## Written instruction
Copy out each line below that has the word "color" in it.

## Data supplied
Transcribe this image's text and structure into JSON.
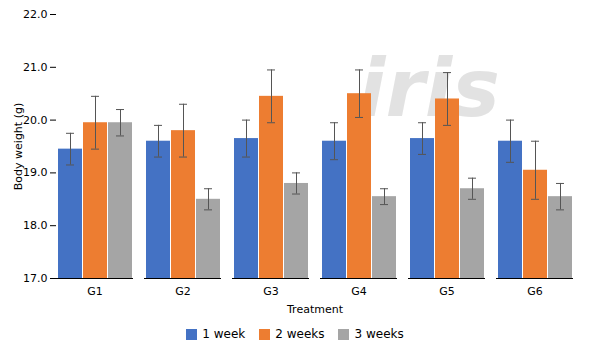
{
  "chart_data": {
    "type": "bar",
    "xlabel": "Treatment",
    "ylabel": "Body weight (g)",
    "annotations": [
      "iris"
    ],
    "categories": [
      "G1",
      "G2",
      "G3",
      "G4",
      "G5",
      "G6"
    ],
    "series": [
      {
        "name": "1 week",
        "color": "#4472C4",
        "values": [
          19.45,
          19.6,
          19.65,
          19.6,
          19.65,
          19.6
        ],
        "errors": [
          0.3,
          0.3,
          0.35,
          0.35,
          0.3,
          0.4
        ]
      },
      {
        "name": "2 weeks",
        "color": "#ED7D31",
        "values": [
          19.95,
          19.8,
          20.45,
          20.5,
          20.4,
          19.05
        ],
        "errors": [
          0.5,
          0.5,
          0.5,
          0.45,
          0.5,
          0.55
        ]
      },
      {
        "name": "3 weeks",
        "color": "#A5A5A5",
        "values": [
          19.95,
          18.5,
          18.8,
          18.55,
          18.7,
          18.55
        ],
        "errors": [
          0.25,
          0.2,
          0.2,
          0.15,
          0.2,
          0.25
        ]
      }
    ],
    "ylim": [
      17,
      22
    ],
    "yticks": [
      17,
      18,
      19,
      20,
      21,
      22
    ],
    "grid": false,
    "legend": "bottom"
  }
}
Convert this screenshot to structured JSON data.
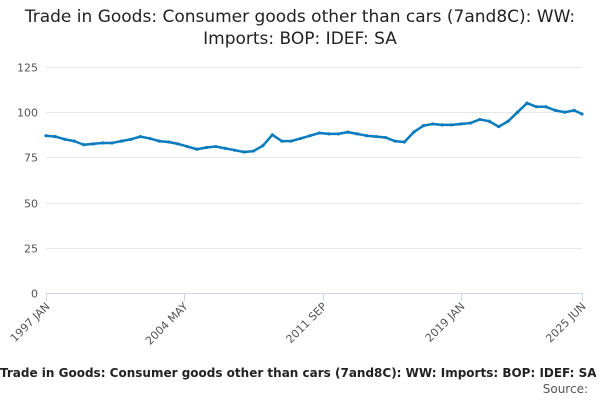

## Result for this task
        "color": "#4472C4",
        "color": "#ED7D31",
        "color": "#A5A5A5",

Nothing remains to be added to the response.